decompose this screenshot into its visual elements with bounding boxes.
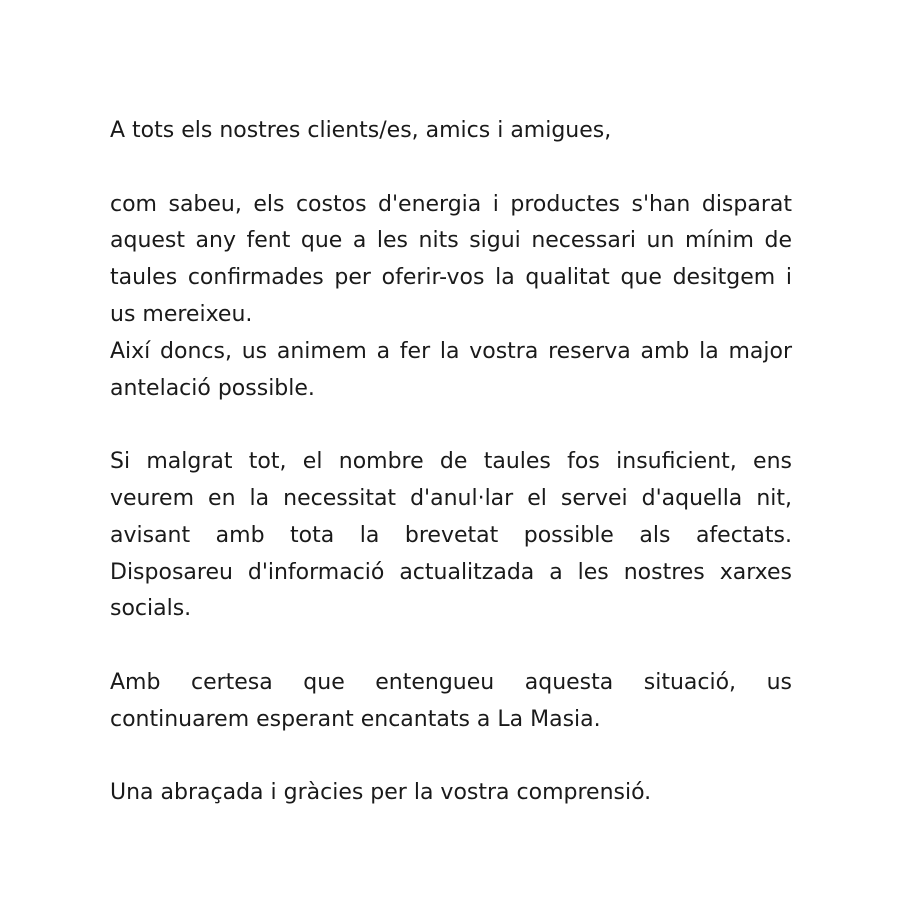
paragraph-spacer bbox=[110, 739, 792, 776]
closing-line: Una abraçada i gràcies per la vostra comprensió. bbox=[110, 780, 652, 806]
paragraph-reservation-advice: Així doncs, us animem a fer la vostra reserva amb la major antelació possible. bbox=[110, 338, 792, 401]
letter-body bbox=[110, 113, 792, 812]
paragraph-spacer bbox=[110, 150, 792, 187]
paragraph-energy-costs: com sabeu, els costos d'energia i productes s'han disparat aquest any fent que a les nits sigui necessari un mínim de taules confirmades per oferir-vos la qualitat que desitgem i us mereixeu. bbox=[110, 191, 792, 327]
paragraph-spacer bbox=[110, 628, 792, 665]
greeting: A tots els nostres clients/es, amics i amigues, bbox=[110, 118, 612, 143]
paragraph-spacer bbox=[110, 407, 792, 444]
paragraph-understanding: Amb certesa que entengueu aquesta situació, us continuarem esperant encantats a La Masia. bbox=[110, 669, 792, 732]
paragraph-cancellation-notice: Si malgrat tot, el nombre de taules fos insuficient, ens veurem en la necessitat d'anul·lar el servei d'aquella nit, avisant amb tota la brevetat possible als afectats. Disposareu d'informació actualitzada a les nostres xarxes socials. bbox=[110, 449, 792, 622]
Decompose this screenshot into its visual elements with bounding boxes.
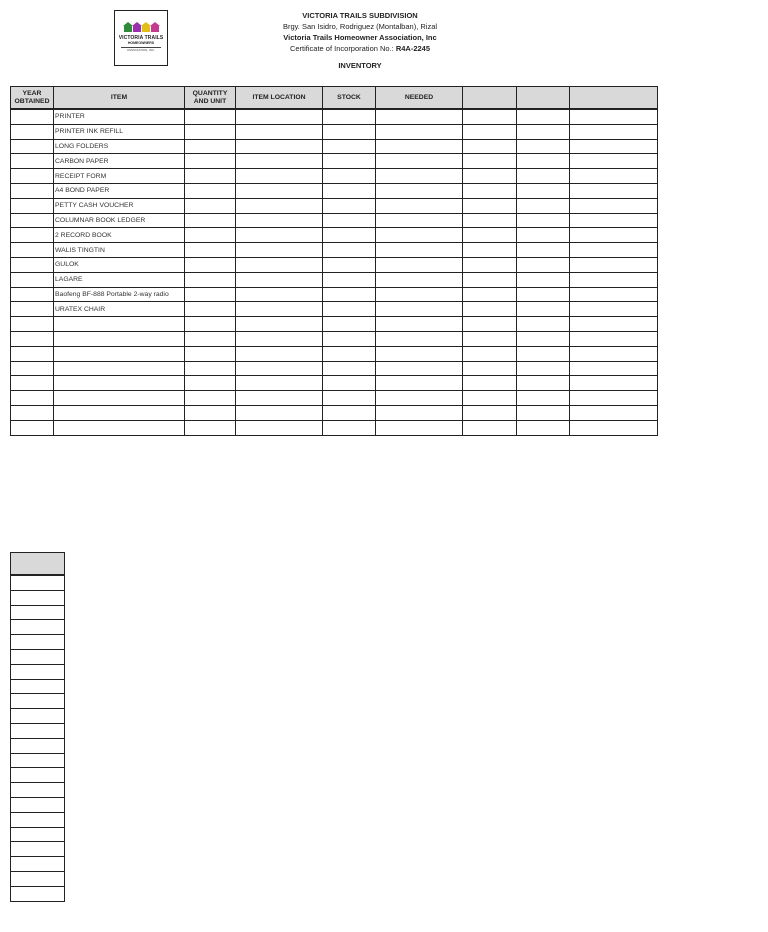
table-cell[interactable]	[185, 109, 236, 124]
table-cell[interactable]	[236, 376, 323, 391]
table-cell[interactable]	[11, 694, 65, 709]
table-cell[interactable]	[570, 317, 658, 332]
table-cell[interactable]	[185, 124, 236, 139]
table-cell[interactable]	[323, 302, 376, 317]
table-cell[interactable]	[11, 257, 54, 272]
table-cell[interactable]	[236, 302, 323, 317]
column-header: QUANTITY AND UNIT	[185, 87, 236, 110]
table-cell[interactable]	[323, 287, 376, 302]
table-cell[interactable]	[185, 198, 236, 213]
table-cell[interactable]	[463, 169, 517, 184]
table-row	[11, 768, 65, 783]
table-cell[interactable]	[463, 287, 517, 302]
table-row	[11, 886, 65, 901]
certificate-label: Certificate of Incorporation No.:	[289, 44, 396, 53]
table-row	[11, 753, 65, 768]
table-cell[interactable]	[11, 797, 65, 812]
table-cell[interactable]	[517, 198, 570, 213]
table-row	[11, 154, 658, 169]
table-row	[11, 346, 658, 361]
table-cell[interactable]	[185, 302, 236, 317]
table-cell[interactable]	[11, 109, 54, 124]
table-cell[interactable]	[11, 272, 54, 287]
table-cell[interactable]	[570, 183, 658, 198]
table-cell[interactable]	[323, 391, 376, 406]
table-cell[interactable]	[570, 287, 658, 302]
table-cell[interactable]	[11, 620, 65, 635]
table-row	[11, 317, 658, 332]
table-cell[interactable]	[185, 420, 236, 435]
table-cell[interactable]	[376, 213, 463, 228]
table-cell[interactable]	[11, 302, 54, 317]
table-cell[interactable]	[463, 331, 517, 346]
table-cell[interactable]	[376, 317, 463, 332]
table-row	[11, 183, 658, 198]
secondary-body	[11, 575, 65, 901]
association-logo	[114, 10, 168, 66]
table-row	[11, 302, 658, 317]
table-cell[interactable]	[517, 405, 570, 420]
secondary-header-cell	[11, 553, 65, 576]
table-cell[interactable]	[236, 198, 323, 213]
table-cell[interactable]	[236, 331, 323, 346]
table-cell[interactable]	[236, 272, 323, 287]
table-cell[interactable]	[463, 317, 517, 332]
item-cell[interactable]: CARBON PAPER	[54, 154, 185, 169]
document-header	[240, 10, 480, 71]
table-cell[interactable]	[11, 590, 65, 605]
table-cell[interactable]	[570, 361, 658, 376]
table-cell[interactable]	[376, 169, 463, 184]
table-cell[interactable]	[236, 228, 323, 243]
table-cell[interactable]	[11, 723, 65, 738]
address: Brgy. San Isidro, Rodriguez (Montalban), Rizal	[282, 22, 438, 31]
table-row	[11, 694, 65, 709]
table-row	[11, 723, 65, 738]
column-header: ITEM	[54, 87, 185, 110]
table-cell[interactable]	[517, 228, 570, 243]
table-cell[interactable]	[323, 183, 376, 198]
table-cell[interactable]	[376, 124, 463, 139]
table-cell[interactable]	[185, 169, 236, 184]
secondary-table	[10, 552, 65, 902]
table-cell[interactable]	[517, 169, 570, 184]
table-cell[interactable]	[517, 213, 570, 228]
table-cell[interactable]	[570, 376, 658, 391]
table-cell[interactable]	[323, 420, 376, 435]
table-cell[interactable]	[236, 139, 323, 154]
table-cell[interactable]	[463, 124, 517, 139]
secondary-header-row	[11, 553, 65, 576]
table-cell[interactable]	[376, 243, 463, 258]
table-row	[11, 871, 65, 886]
table-cell[interactable]	[11, 331, 54, 346]
table-cell[interactable]	[11, 124, 54, 139]
table-cell[interactable]	[517, 420, 570, 435]
table-cell[interactable]	[463, 361, 517, 376]
table-cell[interactable]	[517, 272, 570, 287]
table-cell[interactable]	[323, 376, 376, 391]
table-cell[interactable]	[11, 635, 65, 650]
table-cell[interactable]	[185, 391, 236, 406]
table-cell[interactable]	[11, 169, 54, 184]
table-cell[interactable]	[323, 228, 376, 243]
table-row	[11, 124, 658, 139]
table-cell[interactable]	[376, 272, 463, 287]
table-row	[11, 376, 658, 391]
item-cell[interactable]: Baofeng BF-888 Portable 2-way radio	[54, 287, 185, 302]
table-cell[interactable]	[323, 243, 376, 258]
item-cell[interactable]: RECEIPT FORM	[54, 169, 185, 184]
table-cell[interactable]	[11, 649, 65, 664]
table-cell[interactable]	[517, 139, 570, 154]
table-row	[11, 139, 658, 154]
table-cell[interactable]	[376, 420, 463, 435]
table-cell[interactable]	[236, 243, 323, 258]
table-cell[interactable]	[376, 302, 463, 317]
table-row	[11, 738, 65, 753]
table-cell[interactable]	[236, 391, 323, 406]
table-row	[11, 857, 65, 872]
table-row	[11, 635, 65, 650]
table-cell[interactable]	[236, 124, 323, 139]
item-cell[interactable]	[54, 391, 185, 406]
table-cell[interactable]	[517, 361, 570, 376]
table-cell[interactable]	[185, 154, 236, 169]
table-cell[interactable]	[517, 391, 570, 406]
table-cell[interactable]	[570, 272, 658, 287]
table-cell[interactable]	[376, 139, 463, 154]
table-cell[interactable]	[11, 664, 65, 679]
certificate-number: R4A-2245	[395, 44, 431, 53]
table-cell[interactable]	[323, 361, 376, 376]
table-cell[interactable]	[11, 827, 65, 842]
table-cell[interactable]	[570, 154, 658, 169]
certificate-line	[240, 43, 480, 54]
item-cell[interactable]: PETTY CASH VOUCHER	[54, 198, 185, 213]
table-cell[interactable]	[11, 886, 65, 901]
item-cell[interactable]	[54, 361, 185, 376]
table-cell[interactable]	[11, 738, 65, 753]
table-cell[interactable]	[323, 198, 376, 213]
table-cell[interactable]	[323, 331, 376, 346]
table-cell[interactable]	[376, 154, 463, 169]
table-cell[interactable]	[376, 257, 463, 272]
item-cell[interactable]	[54, 420, 185, 435]
table-cell[interactable]	[185, 346, 236, 361]
table-cell[interactable]	[185, 317, 236, 332]
table-cell[interactable]	[11, 154, 54, 169]
item-cell[interactable]: PRINTER	[54, 109, 185, 124]
table-cell[interactable]	[376, 391, 463, 406]
table-cell[interactable]	[517, 302, 570, 317]
table-cell[interactable]	[376, 109, 463, 124]
table-row	[11, 405, 658, 420]
table-cell[interactable]	[236, 169, 323, 184]
table-cell[interactable]	[570, 139, 658, 154]
item-cell[interactable]: WALIS TINGTIN	[54, 243, 185, 258]
inventory-body	[11, 109, 658, 435]
table-row	[11, 812, 65, 827]
table-cell[interactable]	[323, 272, 376, 287]
table-cell[interactable]	[11, 139, 54, 154]
column-header: YEAR OBTAINED	[11, 87, 54, 110]
table-cell[interactable]	[463, 109, 517, 124]
table-cell[interactable]	[236, 213, 323, 228]
table-cell[interactable]	[463, 302, 517, 317]
table-row	[11, 213, 658, 228]
table-row	[11, 709, 65, 724]
table-cell[interactable]	[517, 109, 570, 124]
table-cell[interactable]	[11, 709, 65, 724]
column-header: STOCK	[323, 87, 376, 110]
table-cell[interactable]	[463, 228, 517, 243]
table-cell[interactable]	[323, 317, 376, 332]
table-cell[interactable]	[570, 124, 658, 139]
table-cell[interactable]	[185, 331, 236, 346]
table-cell[interactable]	[236, 287, 323, 302]
table-cell[interactable]	[185, 243, 236, 258]
table-cell[interactable]	[570, 198, 658, 213]
table-cell[interactable]	[11, 812, 65, 827]
table-cell[interactable]	[185, 405, 236, 420]
table-cell[interactable]	[11, 198, 54, 213]
table-row	[11, 590, 65, 605]
table-row	[11, 649, 65, 664]
table-cell[interactable]	[463, 139, 517, 154]
table-cell[interactable]	[323, 405, 376, 420]
table-cell[interactable]	[236, 257, 323, 272]
table-cell[interactable]	[185, 257, 236, 272]
table-cell[interactable]	[463, 405, 517, 420]
table-cell[interactable]	[376, 361, 463, 376]
table-cell[interactable]	[570, 420, 658, 435]
item-cell[interactable]: A4 BOND PAPER	[54, 183, 185, 198]
table-cell[interactable]	[236, 346, 323, 361]
sheet-title: INVENTORY	[338, 61, 382, 70]
table-cell[interactable]	[185, 272, 236, 287]
table-row	[11, 783, 65, 798]
table-cell[interactable]	[11, 317, 54, 332]
table-cell[interactable]	[236, 183, 323, 198]
table-cell[interactable]	[323, 109, 376, 124]
table-cell[interactable]	[376, 376, 463, 391]
table-cell[interactable]	[517, 376, 570, 391]
table-row	[11, 169, 658, 184]
table-cell[interactable]	[185, 287, 236, 302]
table-cell[interactable]	[11, 287, 54, 302]
table-cell[interactable]	[376, 331, 463, 346]
table-cell[interactable]	[570, 243, 658, 258]
table-cell[interactable]	[517, 154, 570, 169]
table-cell[interactable]	[323, 346, 376, 361]
houses-icon	[124, 26, 159, 33]
table-row	[11, 391, 658, 406]
column-header: NEEDED	[376, 87, 463, 110]
table-row	[11, 287, 658, 302]
table-cell[interactable]	[323, 169, 376, 184]
inventory-header-row	[11, 87, 658, 110]
table-cell[interactable]	[185, 376, 236, 391]
table-cell[interactable]	[11, 783, 65, 798]
table-cell[interactable]	[11, 768, 65, 783]
logo-text-sub: HOMEOWNERS	[127, 41, 155, 45]
logo-text-foot: ASSOCIATION, INC.	[127, 48, 155, 52]
item-cell[interactable]	[54, 317, 185, 332]
table-cell[interactable]	[323, 257, 376, 272]
table-cell[interactable]	[11, 361, 54, 376]
table-cell[interactable]	[11, 213, 54, 228]
table-cell[interactable]	[11, 753, 65, 768]
table-row	[11, 827, 65, 842]
table-cell[interactable]	[570, 346, 658, 361]
item-cell[interactable]: LONG FOLDERS	[54, 139, 185, 154]
table-cell[interactable]	[376, 183, 463, 198]
table-cell[interactable]	[570, 109, 658, 124]
table-cell[interactable]	[236, 317, 323, 332]
table-cell[interactable]	[376, 198, 463, 213]
item-cell[interactable]: URATEX CHAIR	[54, 302, 185, 317]
table-cell[interactable]	[11, 575, 65, 590]
table-cell[interactable]	[236, 109, 323, 124]
table-cell[interactable]	[463, 257, 517, 272]
table-row	[11, 605, 65, 620]
table-cell[interactable]	[236, 405, 323, 420]
table-cell[interactable]	[463, 272, 517, 287]
table-cell[interactable]	[11, 405, 54, 420]
item-cell[interactable]: LAGARE	[54, 272, 185, 287]
table-cell[interactable]	[570, 391, 658, 406]
column-header	[517, 87, 570, 110]
item-cell[interactable]: GULOK	[54, 257, 185, 272]
table-row	[11, 361, 658, 376]
table-cell[interactable]	[463, 198, 517, 213]
item-cell[interactable]	[54, 405, 185, 420]
table-cell[interactable]	[463, 376, 517, 391]
table-cell[interactable]	[236, 420, 323, 435]
item-cell[interactable]: COLUMNAR BOOK LEDGER	[54, 213, 185, 228]
table-cell[interactable]	[11, 857, 65, 872]
table-row	[11, 257, 658, 272]
table-cell[interactable]	[236, 361, 323, 376]
table-cell[interactable]	[376, 287, 463, 302]
table-cell[interactable]	[570, 228, 658, 243]
table-cell[interactable]	[517, 346, 570, 361]
table-cell[interactable]	[517, 124, 570, 139]
column-header	[570, 87, 658, 110]
table-cell[interactable]	[463, 154, 517, 169]
table-row	[11, 842, 65, 857]
logo-text-main: VICTORIA TRAILS	[118, 35, 164, 41]
table-cell[interactable]	[11, 376, 54, 391]
table-cell[interactable]	[11, 420, 54, 435]
item-cell[interactable]	[54, 376, 185, 391]
table-cell[interactable]	[463, 391, 517, 406]
table-cell[interactable]	[517, 183, 570, 198]
item-cell[interactable]	[54, 331, 185, 346]
table-cell[interactable]	[570, 213, 658, 228]
table-row	[11, 109, 658, 124]
table-row	[11, 331, 658, 346]
table-cell[interactable]	[185, 228, 236, 243]
table-cell[interactable]	[570, 169, 658, 184]
table-cell[interactable]	[11, 679, 65, 694]
table-row	[11, 272, 658, 287]
column-header	[463, 87, 517, 110]
association-name: Victoria Trails Homeowner Association, Inc	[283, 33, 437, 42]
table-cell[interactable]	[323, 139, 376, 154]
table-row	[11, 575, 65, 590]
table-cell[interactable]	[463, 420, 517, 435]
table-cell[interactable]	[11, 243, 54, 258]
table-cell[interactable]	[236, 154, 323, 169]
item-cell[interactable]	[54, 346, 185, 361]
table-cell[interactable]	[185, 213, 236, 228]
table-cell[interactable]	[517, 331, 570, 346]
table-cell[interactable]	[463, 346, 517, 361]
table-cell[interactable]	[570, 405, 658, 420]
table-cell[interactable]	[11, 183, 54, 198]
table-row	[11, 243, 658, 258]
table-cell[interactable]	[185, 183, 236, 198]
table-cell[interactable]	[376, 346, 463, 361]
table-row	[11, 664, 65, 679]
table-row	[11, 198, 658, 213]
column-header: ITEM LOCATION	[236, 87, 323, 110]
table-cell[interactable]	[517, 287, 570, 302]
table-cell[interactable]	[570, 302, 658, 317]
table-cell[interactable]	[517, 257, 570, 272]
table-cell[interactable]	[11, 605, 65, 620]
subdivision-name: VICTORIA TRAILS SUBDIVISION	[302, 11, 418, 20]
item-cell[interactable]: PRINTER INK REFILL	[54, 124, 185, 139]
table-cell[interactable]	[570, 331, 658, 346]
table-row	[11, 679, 65, 694]
table-cell[interactable]	[376, 228, 463, 243]
table-cell[interactable]	[463, 213, 517, 228]
table-cell[interactable]	[11, 842, 65, 857]
table-cell[interactable]	[11, 228, 54, 243]
table-cell[interactable]	[11, 871, 65, 886]
table-cell[interactable]	[463, 243, 517, 258]
table-cell[interactable]	[11, 346, 54, 361]
inventory-table	[10, 86, 658, 436]
item-cell[interactable]: 2 RECORD BOOK	[54, 228, 185, 243]
table-cell[interactable]	[323, 154, 376, 169]
table-row	[11, 420, 658, 435]
table-cell[interactable]	[463, 183, 517, 198]
table-cell[interactable]	[570, 257, 658, 272]
table-cell[interactable]	[517, 317, 570, 332]
table-row	[11, 228, 658, 243]
table-cell[interactable]	[323, 213, 376, 228]
table-cell[interactable]	[376, 405, 463, 420]
table-row	[11, 797, 65, 812]
table-cell[interactable]	[185, 361, 236, 376]
table-row	[11, 620, 65, 635]
table-cell[interactable]	[517, 243, 570, 258]
table-cell[interactable]	[11, 391, 54, 406]
table-cell[interactable]	[185, 139, 236, 154]
table-cell[interactable]	[323, 124, 376, 139]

★ ★ ★ ★ ★

Extract each line of the data above that contains the string "PAPER". Copy every matching line in full.

item-cell[interactable]: CARBON PAPER	[54, 154, 185, 169]
item-cell[interactable]: A4 BOND PAPER	[54, 183, 185, 198]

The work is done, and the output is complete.